_Exercise prompt_
Repeat the full listing below verbatim and keep the images out.

Recorded data
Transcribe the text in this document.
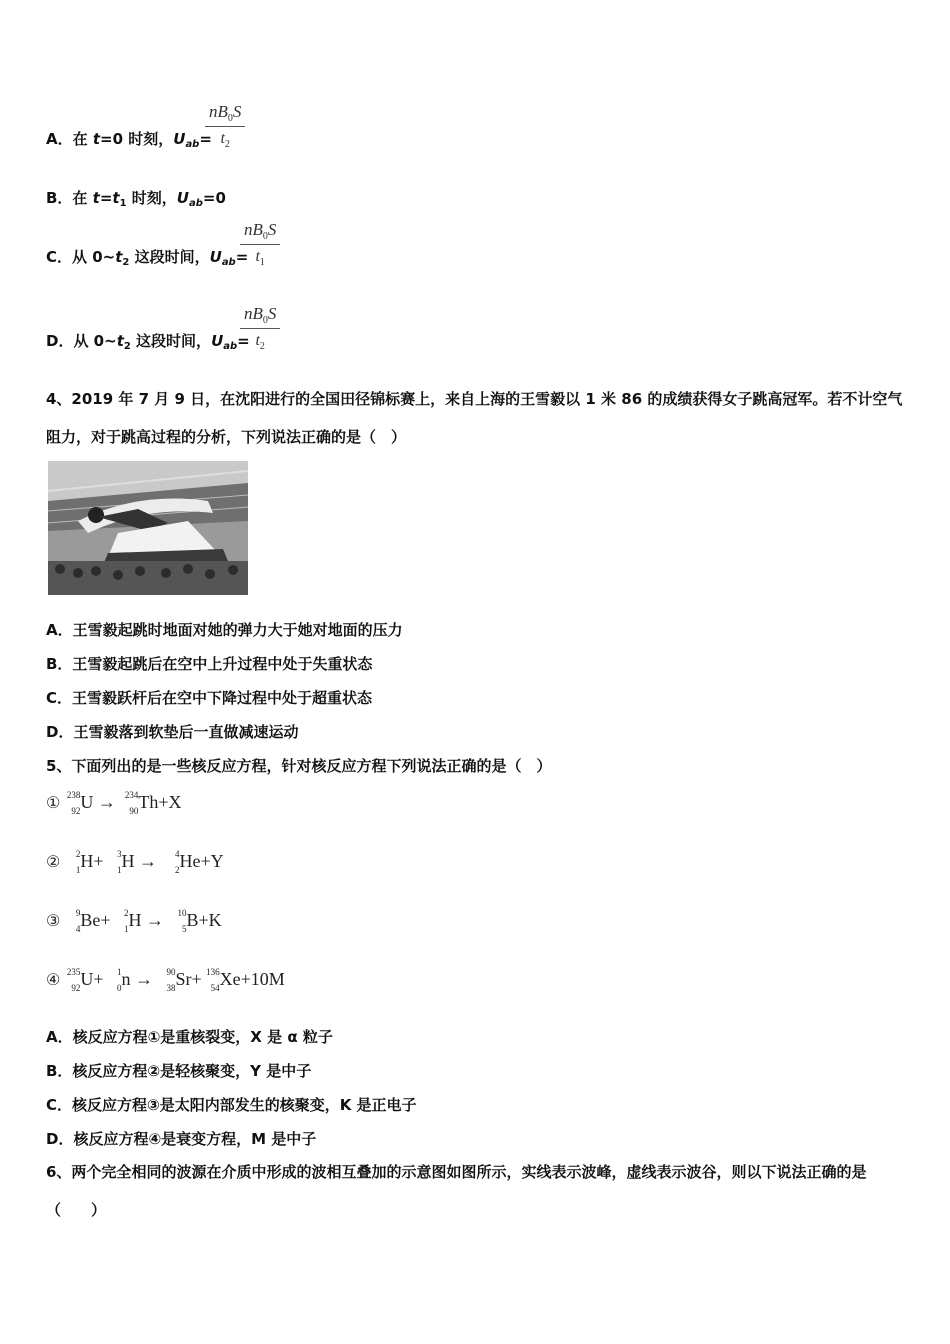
A．在 t=0 时刻，$U_{ab}=$
$nB_0S$
$t_2$
B．在 $t=t_1$ 时刻，$U_{ab}=0$
C．从 $0\sim t_2$ 这段时间，$U_{ab}=$
$nB_0S$
$t_1$
D．从 $0\sim t_2$ 这段时间，$U_{ab}=$
$nB_0S$
$t_2$
4、2019 年 7 月 9 日，在沈阳进行的全国田径锦标赛上，来自上海的王雪毅以 1 米 86 的成绩获得女子跳高冠军。若不计空气阻力，对于跳高过程的分析，下列说法正确的是（　）
A．王雪毅起跳时地面对她的弹力大于她对地面的压力
B．王雪毅起跳后在空中上升过程中处于失重状态
C．王雪毅跃杆后在空中下降过程中处于超重状态
D．王雪毅落到软垫后一直做减速运动
5、下面列出的是一些核反应方程，针对核反应方程下列说法正确的是（　）
① 238
92 U → 234
90 Th+X
② 2
1 H+ 3
1 H → 4
2 He+Y
③ 9
4 Be+ 2
1 H → 10
5 B+K
④ 235
92 U+ 1
0 n → 90
38 Sr+ 136
54 Xe+10M
A．核反应方程①是重核裂变，X 是 α 粒子
B．核反应方程②是轻核聚变，Y 是中子
C．核反应方程③是太阳内部发生的核聚变，K 是正电子
D．核反应方程④是衰变方程，M 是中子
6、两个完全相同的波源在介质中形成的波相互叠加的示意图如图所示，实线表示波峰，虚线表示波谷，则以下说法正确的是（　　）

_Completed task_
Transcribe the text in this document.
A．在 t=0 时刻，$U_{ab}=$
$nB_0S$
$t_2$
B．在 $t=t_1$ 时刻，$U_{ab}=0$
C．从 $0\sim t_2$ 这段时间，$U_{ab}=$
$nB_0S$
$t_1$
D．从 $0\sim t_2$ 这段时间，$U_{ab}=$
$nB_0S$
$t_2$
4、2019 年 7 月 9 日，在沈阳进行的全国田径锦标赛上，来自上海的王雪毅以 1 米 86 的成绩获得女子跳高冠军。若不计空气阻力，对于跳高过程的分析，下列说法正确的是（　）
A．王雪毅起跳时地面对她的弹力大于她对地面的压力
B．王雪毅起跳后在空中上升过程中处于失重状态
C．王雪毅跃杆后在空中下降过程中处于超重状态
D．王雪毅落到软垫后一直做减速运动
5、下面列出的是一些核反应方程，针对核反应方程下列说法正确的是（　）
① 238
92 U → 234
90 Th+X
② 2
1 H+ 3
1 H → 4
2 He+Y
③ 9
4 Be+ 2
1 H → 10
5 B+K
④ 235
92 U+ 1
0 n → 90
38 Sr+ 136
54 Xe+10M
A．核反应方程①是重核裂变，X 是 α 粒子
B．核反应方程②是轻核聚变，Y 是中子
C．核反应方程③是太阳内部发生的核聚变，K 是正电子
D．核反应方程④是衰变方程，M 是中子
6、两个完全相同的波源在介质中形成的波相互叠加的示意图如图所示，实线表示波峰，虚线表示波谷，则以下说法正确的是（　　）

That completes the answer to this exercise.